**A block of data**
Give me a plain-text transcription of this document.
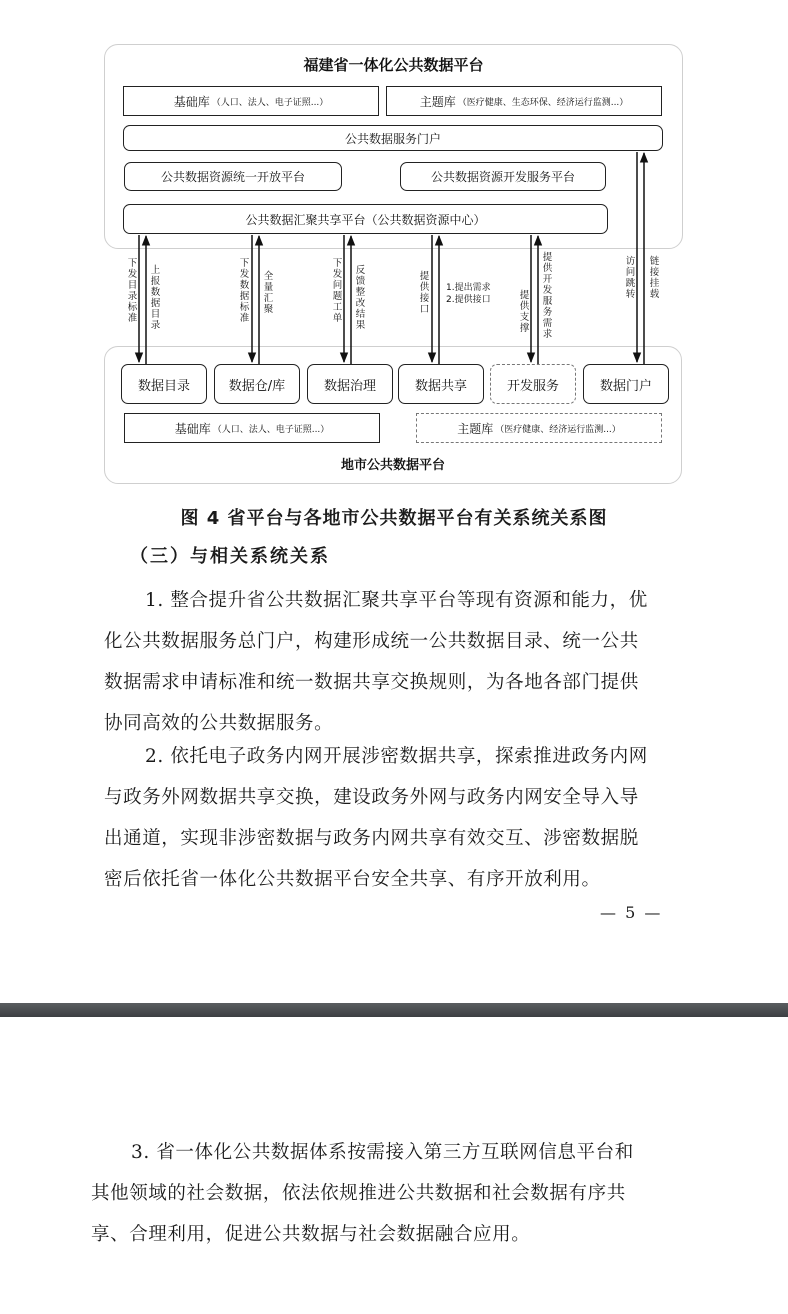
福建省一体化公共数据平台
基础库 （人口、法人、电子证照...）	主题库 （医疗健康、生态环保、经济运行监测...）
公共数据服务门户
公共数据资源统一开放平台	公共数据资源开发服务平台
公共数据汇聚共享平台（公共数据资源中心）
数据目录	数据仓/库	数据治理	数据共享	开发服务	数据门户
基础库 （人口、法人、电子证照...）	主题库 （医疗健康、经济运行监测...）
地市公共数据平台
下发目录标准
上报数据目录
下发数据标准
全量汇聚
下发问题工单
反馈整改结果
提供接口
1.提出需求
2.提供接口	提供支撑
提供开发服务需求
访问跳转
链接挂载
图 4 省平台与各地市公共数据平台有关系统关系图
（三）与相关系统关系
1. 整合提升省公共数据汇聚共享平台等现有资源和能力，优
化公共数据服务总门户，构建形成统一公共数据目录、统一公共
数据需求申请标准和统一数据共享交换规则，为各地各部门提供
协同高效的公共数据服务。
2. 依托电子政务内网开展涉密数据共享，探索推进政务内网
与政务外网数据共享交换，建设政务外网与政务内网安全导入导
出通道，实现非涉密数据与政务内网共享有效交互、涉密数据脱
密后依托省一体化公共数据平台安全共享、有序开放利用。
— 5 —
3. 省一体化公共数据体系按需接入第三方互联网信息平台和
其他领域的社会数据，依法依规推进公共数据和社会数据有序共
享、合理利用，促进公共数据与社会数据融合应用。
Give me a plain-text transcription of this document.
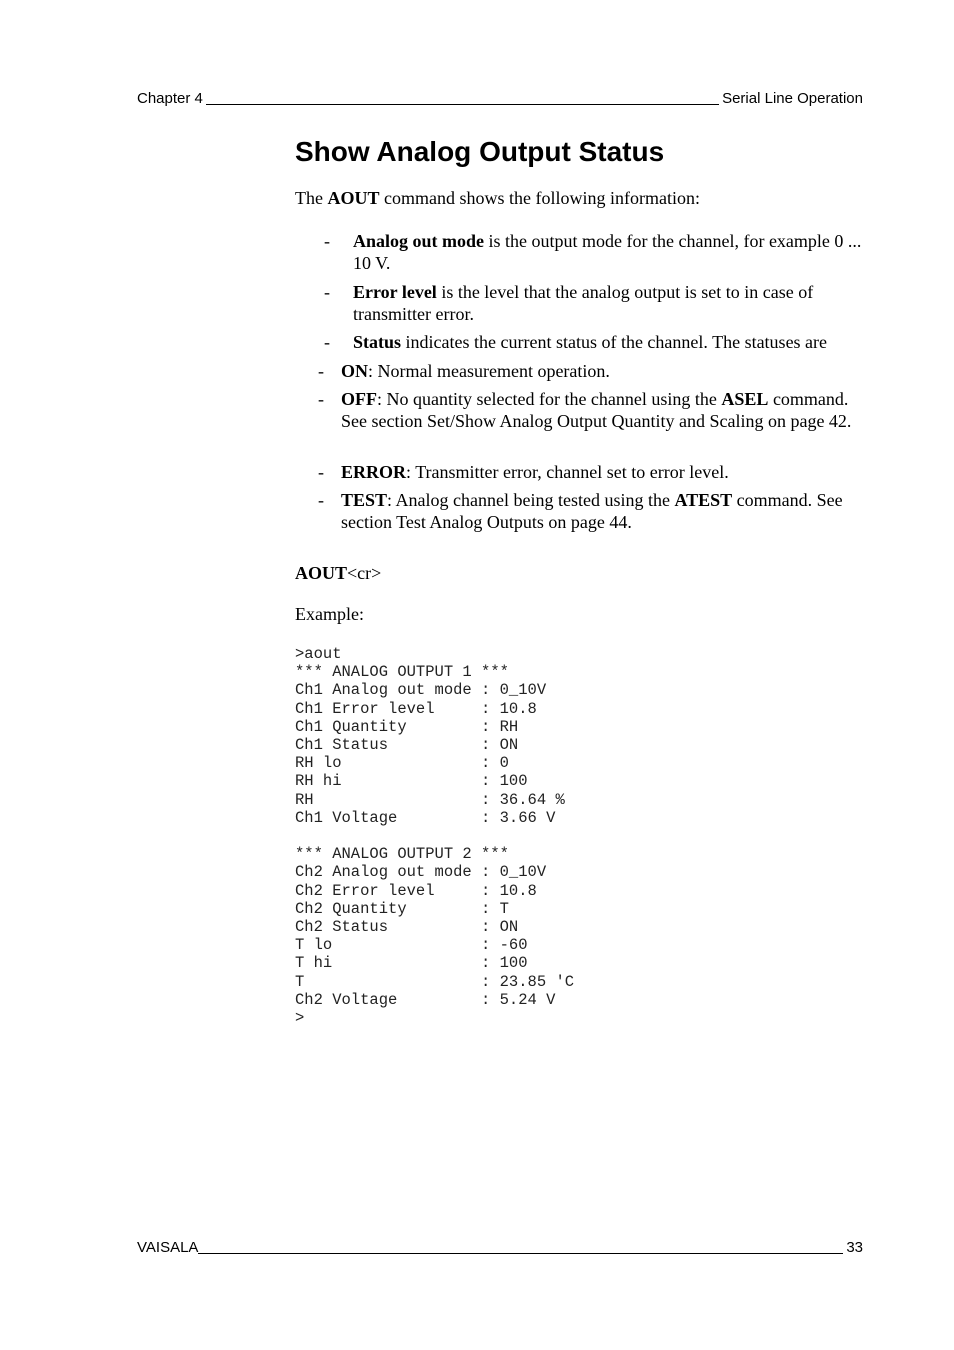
Chapter 4	Serial Line Operation
Show Analog Output Status

The AOUT command shows the following information:

- Analog out mode is the output mode for the channel, for example 0 ... 10 V.
- Error level is the level that the analog output is set to in case of transmitter error.
- Status indicates the current status of the channel. The statuses are
- ON: Normal measurement operation.
- OFF: No quantity selected for the channel using the ASEL command. See section Set/Show Analog Output Quantity and Scaling on page 42.
- ERROR: Transmitter error, channel set to error level.
- TEST: Analog channel being tested using the ATEST command. See section Test Analog Outputs on page 44.

AOUT<cr>

Example:

>aout
*** ANALOG OUTPUT 1 ***
Ch1 Analog out mode : 0_10V
Ch1 Error level     : 10.8
Ch1 Quantity        : RH
Ch1 Status          : ON
RH lo               : 0
RH hi               : 100
RH                  : 36.64 %
Ch1 Voltage         : 3.66 V

*** ANALOG OUTPUT 2 ***
Ch2 Analog out mode : 0_10V
Ch2 Error level     : 10.8
Ch2 Quantity        : T
Ch2 Status          : ON
T lo                : -60
T hi                : 100
T                   : 23.85 'C
Ch2 Voltage         : 5.24 V
>
VAISALA	33
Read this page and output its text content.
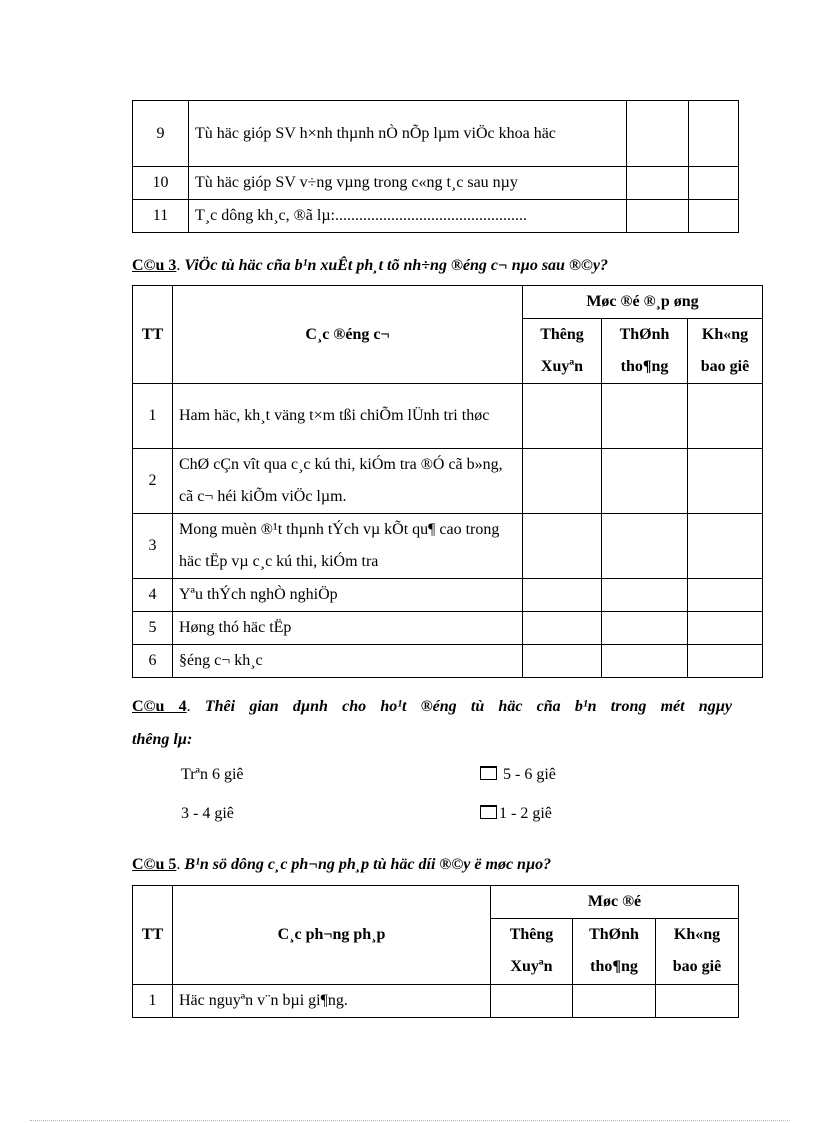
9	Tù häc gióp SV h×nh thµnh nÒ nÕp lµm viÖc khoa häc		
10	Tù häc gióp SV v÷ng vµng trong c«ng t¸c sau nµy		
11	T¸c dông kh¸c, ®ã lµ:................................................		
C©u 3. ViÖc tù häc cña b¹n xuÊt ph¸t tõ nh÷ng ®éng c¬ nµo sau ®©y?
TT	C¸c ®éng c¬	Møc ®é ®¸p øng		
		Thêng	ThØnh	Kh«ng
		Xuyªn	tho¶ng	bao giê
1	Ham häc, kh¸t väng t×m tßi chiÕm lÜnh tri thøc			
2	ChØ cÇn vît qua c¸c kú thi, kiÓm tra ®Ó cã b»ng, cã c¬ héi kiÕm viÖc lµm.			
3	Mong muèn ®¹t thµnh tÝch vµ kÕt qu¶ cao trong häc tËp vµ c¸c kú thi, kiÓm tra			
4	Yªu thÝch nghÒ nghiÖp			
5	Høng thó häc tËp			
6	§éng c¬ kh¸c			
C©u 4. Thêi gian dµnh cho ho¹t ®éng tù häc cña b¹n trong mét ngµy
thêng lµ:
Trªn 6 giê	5 - 6 giê
3 - 4 giê	1 - 2 giê
C©u 5. B¹n sö dông c¸c ph¬ng ph¸p tù häc díi ®©y ë møc nµo?
TT	C¸c ph¬ng ph¸p	Møc ®é		
		Thêng	ThØnh	Kh«ng
		Xuyªn	tho¶ng	bao giê
1	Häc nguyªn v¨n bµi gi¶ng.			
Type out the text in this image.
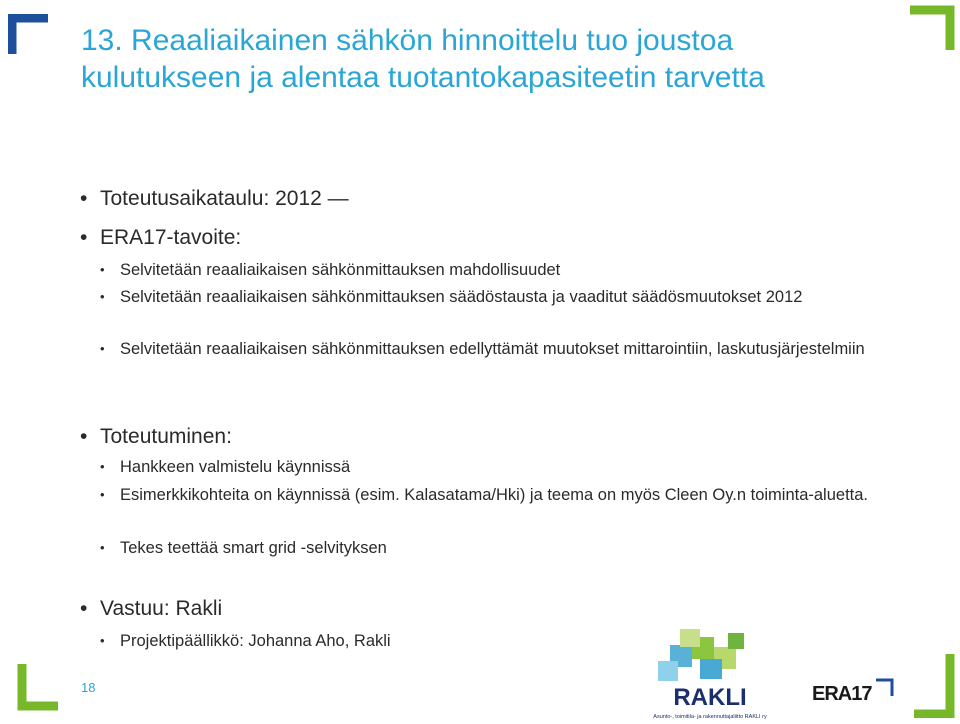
13. Reaaliaikainen sähkön hinnoittelu tuo joustoa kulutukseen ja alentaa tuotantokapasiteetin tarvetta
• Toteutusaikataulu: 2012 —
• ERA17-tavoite:
• Selvitetään reaaliaikaisen sähkönmittauksen mahdollisuudet
• Selvitetään reaaliaikaisen sähkönmittauksen säädöstausta ja vaaditut säädösmuutokset 2012
• Selvitetään reaaliaikaisen sähkönmittauksen edellyttämät muutokset mittarointiin, laskutusjärjestelmiin
• Toteutuminen:
• Hankkeen valmistelu käynnissä
• Esimerkkikohteita on käynnissä (esim. Kalasatama/Hki) ja teema on myös Cleen Oy.n toiminta-aluetta.
• Tekes teettää smart grid -selvityksen
• Vastuu: Rakli
• Projektipäällikkö: Johanna Aho, Rakli
18	RAKLI
Asunto-, toimitila- ja rakennuttajaliitto RAKLI ry
ERA17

**Aim of the task**
From start to finish, output the listing exactly, but omit its pictures.

**Task output**
Give me a plain-text transcription of this document.
福建省一体化公共数据平台
基础库 （人口、法人、电子证照...）	主题库 （医疗健康、生态环保、经济运行监测...）
公共数据服务门户
公共数据资源统一开放平台	公共数据资源开发服务平台
公共数据汇聚共享平台（公共数据资源中心）
数据目录	数据仓/库	数据治理	数据共享	开发服务	数据门户
基础库 （人口、法人、电子证照...）	主题库 （医疗健康、经济运行监测...）
地市公共数据平台
下发目录标准
上报数据目录
下发数据标准
全量汇聚
下发问题工单
反馈整改结果
提供接口
1.提出需求
2.提供接口	提供支撑
提供开发服务需求
访问跳转
链接挂载
图 4 省平台与各地市公共数据平台有关系统关系图
（三）与相关系统关系
1. 整合提升省公共数据汇聚共享平台等现有资源和能力，优
化公共数据服务总门户，构建形成统一公共数据目录、统一公共
数据需求申请标准和统一数据共享交换规则，为各地各部门提供
协同高效的公共数据服务。
2. 依托电子政务内网开展涉密数据共享，探索推进政务内网
与政务外网数据共享交换，建设政务外网与政务内网安全导入导
出通道，实现非涉密数据与政务内网共享有效交互、涉密数据脱
密后依托省一体化公共数据平台安全共享、有序开放利用。
— 5 —
3. 省一体化公共数据体系按需接入第三方互联网信息平台和
其他领域的社会数据，依法依规推进公共数据和社会数据有序共
享、合理利用，促进公共数据与社会数据融合应用。
Give me a plain-text transcription of this document.
Chapter 4	Serial Line Operation
Show Analog Output Status

The AOUT command shows the following information:

- Analog out mode is the output mode for the channel, for example 0 ... 10 V.
- Error level is the level that the analog output is set to in case of transmitter error.
- Status indicates the current status of the channel. The statuses are
- ON: Normal measurement operation.
- OFF: No quantity selected for the channel using the ASEL command. See section Set/Show Analog Output Quantity and Scaling on page 42.
- ERROR: Transmitter error, channel set to error level.
- TEST: Analog channel being tested using the ATEST command. See section Test Analog Outputs on page 44.

AOUT<cr>

Example:

>aout
*** ANALOG OUTPUT 1 ***
Ch1 Analog out mode : 0_10V
Ch1 Error level     : 10.8
Ch1 Quantity        : RH
Ch1 Status          : ON
RH lo               : 0
RH hi               : 100
RH                  : 36.64 %
Ch1 Voltage         : 3.66 V

*** ANALOG OUTPUT 2 ***
Ch2 Analog out mode : 0_10V
Ch2 Error level     : 10.8
Ch2 Quantity        : T
Ch2 Status          : ON
T lo                : -60
T hi                : 100
T                   : 23.85 'C
Ch2 Voltage         : 5.24 V
>
VAISALA	33
Read this page and output its text content.
9	Tù häc gióp SV h×nh thµnh nÒ nÕp lµm viÖc khoa häc		
10	Tù häc gióp SV v÷ng vµng trong c«ng t¸c sau nµy		
11	T¸c dông kh¸c, ®ã lµ:................................................		
C©u 3. ViÖc tù häc cña b¹n xuÊt ph¸t tõ nh÷ng ®éng c¬ nµo sau ®©y?
TT	C¸c ®éng c¬	Møc ®é ®¸p øng		
		Thêng	ThØnh	Kh«ng
		Xuyªn	tho¶ng	bao giê
1	Ham häc, kh¸t väng t×m tßi chiÕm lÜnh tri thøc			
2	ChØ cÇn vît qua c¸c kú thi, kiÓm tra ®Ó cã b»ng, cã c¬ héi kiÕm viÖc lµm.			
3	Mong muèn ®¹t thµnh tÝch vµ kÕt qu¶ cao trong häc tËp vµ c¸c kú thi, kiÓm tra			
4	Yªu thÝch nghÒ nghiÖp			
5	Høng thó häc tËp			
6	§éng c¬ kh¸c			
C©u 4. Thêi gian dµnh cho ho¹t ®éng tù häc cña b¹n trong mét ngµy
thêng lµ:
Trªn 6 giê	5 - 6 giê
3 - 4 giê	1 - 2 giê
C©u 5. B¹n sö dông c¸c ph¬ng ph¸p tù häc díi ®©y ë møc nµo?
TT	C¸c ph¬ng ph¸p	Møc ®é		
		Thêng	ThØnh	Kh«ng
		Xuyªn	tho¶ng	bao giê
1	Häc nguyªn v¨n bµi gi¶ng.			
Type out the text in this image.
13. Reaaliaikainen sähkön hinnoittelu tuo joustoa kulutukseen ja alentaa tuotantokapasiteetin tarvetta
• Toteutusaikataulu: 2012 —
• ERA17-tavoite:
• Selvitetään reaaliaikaisen sähkönmittauksen mahdollisuudet
• Selvitetään reaaliaikaisen sähkönmittauksen säädöstausta ja vaaditut säädösmuutokset 2012
• Selvitetään reaaliaikaisen sähkönmittauksen edellyttämät muutokset mittarointiin, laskutusjärjestelmiin
• Toteutuminen:
• Hankkeen valmistelu käynnissä
• Esimerkkikohteita on käynnissä (esim. Kalasatama/Hki) ja teema on myös Cleen Oy.n toiminta-aluetta.
• Tekes teettää smart grid -selvityksen
• Vastuu: Rakli
• Projektipäällikkö: Johanna Aho, Rakli
18	RAKLI
Asunto-, toimitila- ja rakennuttajaliitto RAKLI ry
ERA17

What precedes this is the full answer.